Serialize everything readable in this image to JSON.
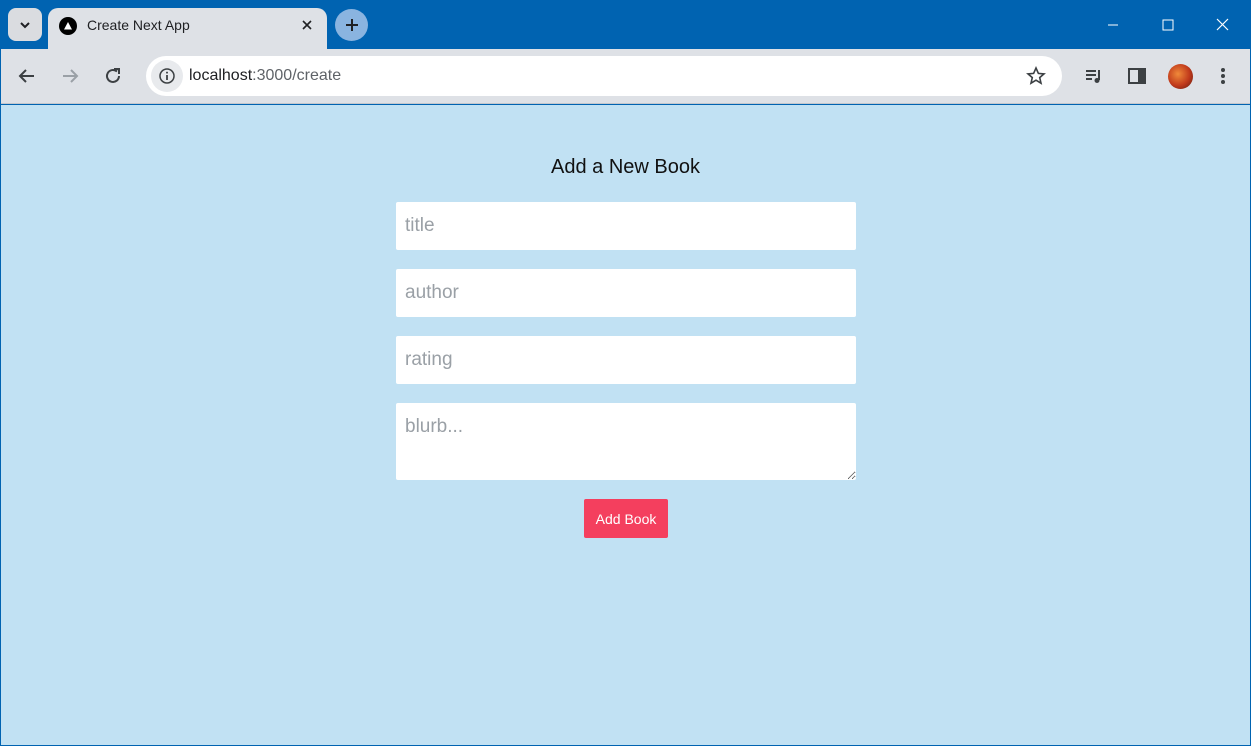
{
  "browser": {
    "tab": {
      "title": "Create Next App"
    },
    "address": {
      "host": "localhost",
      "path": ":3000/create"
    }
  },
  "form": {
    "heading": "Add a New Book",
    "title_placeholder": "title",
    "author_placeholder": "author",
    "rating_placeholder": "rating",
    "blurb_placeholder": "blurb...",
    "submit_label": "Add Book"
  },
  "colors": {
    "titlebar": "#0063b1",
    "page_background": "#c1e1f3",
    "button": "#f43f5e"
  }
}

========

**REQUIREMENTS**:
In the entries above, find every line holding the word "Book" and copy it out.

**ANSWER TO THIS TASK**:
    "heading": "Add a New Book",
    "submit_label": "Add Book"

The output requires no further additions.